• **To be done**
Reproduce every record below exactly as written, leaving out any pictures.

┏━━

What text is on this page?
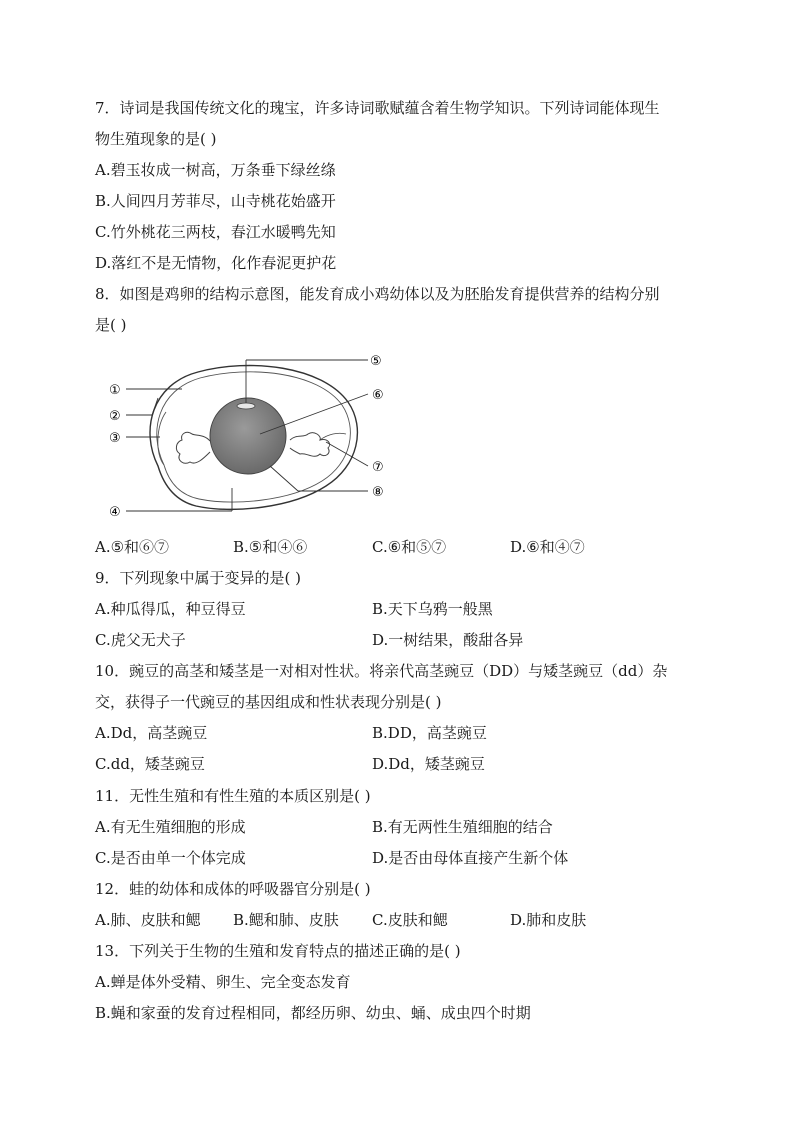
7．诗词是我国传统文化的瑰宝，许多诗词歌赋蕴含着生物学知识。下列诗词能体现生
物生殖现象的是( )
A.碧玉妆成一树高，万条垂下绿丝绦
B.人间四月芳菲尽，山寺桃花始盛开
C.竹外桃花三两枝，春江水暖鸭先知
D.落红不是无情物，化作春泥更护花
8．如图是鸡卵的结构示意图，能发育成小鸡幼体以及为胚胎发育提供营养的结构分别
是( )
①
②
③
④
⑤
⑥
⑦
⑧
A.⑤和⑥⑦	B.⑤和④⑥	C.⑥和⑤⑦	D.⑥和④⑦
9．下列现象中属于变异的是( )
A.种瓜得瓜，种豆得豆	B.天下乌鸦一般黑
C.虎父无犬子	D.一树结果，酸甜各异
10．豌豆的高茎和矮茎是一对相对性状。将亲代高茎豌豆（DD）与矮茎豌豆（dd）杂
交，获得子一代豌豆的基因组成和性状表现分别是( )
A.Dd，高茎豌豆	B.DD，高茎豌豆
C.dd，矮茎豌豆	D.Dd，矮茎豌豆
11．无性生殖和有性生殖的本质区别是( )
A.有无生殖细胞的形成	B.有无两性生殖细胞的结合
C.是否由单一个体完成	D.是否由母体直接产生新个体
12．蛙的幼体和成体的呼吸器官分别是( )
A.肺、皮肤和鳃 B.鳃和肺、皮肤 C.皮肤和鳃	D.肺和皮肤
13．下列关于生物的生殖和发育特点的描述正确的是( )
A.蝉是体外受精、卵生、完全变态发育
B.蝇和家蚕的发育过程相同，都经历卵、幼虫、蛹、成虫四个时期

┗━━

• **Final result**
What text is on this page?
7．诗词是我国传统文化的瑰宝，许多诗词歌赋蕴含着生物学知识。下列诗词能体现生
物生殖现象的是( )
A.碧玉妆成一树高，万条垂下绿丝绦
B.人间四月芳菲尽，山寺桃花始盛开
C.竹外桃花三两枝，春江水暖鸭先知
D.落红不是无情物，化作春泥更护花
8．如图是鸡卵的结构示意图，能发育成小鸡幼体以及为胚胎发育提供营养的结构分别
是( )
①
②
③
④
⑤
⑥
⑦
⑧
A.⑤和⑥⑦	B.⑤和④⑥	C.⑥和⑤⑦	D.⑥和④⑦
9．下列现象中属于变异的是( )
A.种瓜得瓜，种豆得豆	B.天下乌鸦一般黑
C.虎父无犬子	D.一树结果，酸甜各异
10．豌豆的高茎和矮茎是一对相对性状。将亲代高茎豌豆（DD）与矮茎豌豆（dd）杂
交，获得子一代豌豆的基因组成和性状表现分别是( )
A.Dd，高茎豌豆	B.DD，高茎豌豆
C.dd，矮茎豌豆	D.Dd，矮茎豌豆
11．无性生殖和有性生殖的本质区别是( )
A.有无生殖细胞的形成	B.有无两性生殖细胞的结合
C.是否由单一个体完成	D.是否由母体直接产生新个体
12．蛙的幼体和成体的呼吸器官分别是( )
A.肺、皮肤和鳃 B.鳃和肺、皮肤 C.皮肤和鳃	D.肺和皮肤
13．下列关于生物的生殖和发育特点的描述正确的是( )
A.蝉是体外受精、卵生、完全变态发育
B.蝇和家蚕的发育过程相同，都经历卵、幼虫、蛹、成虫四个时期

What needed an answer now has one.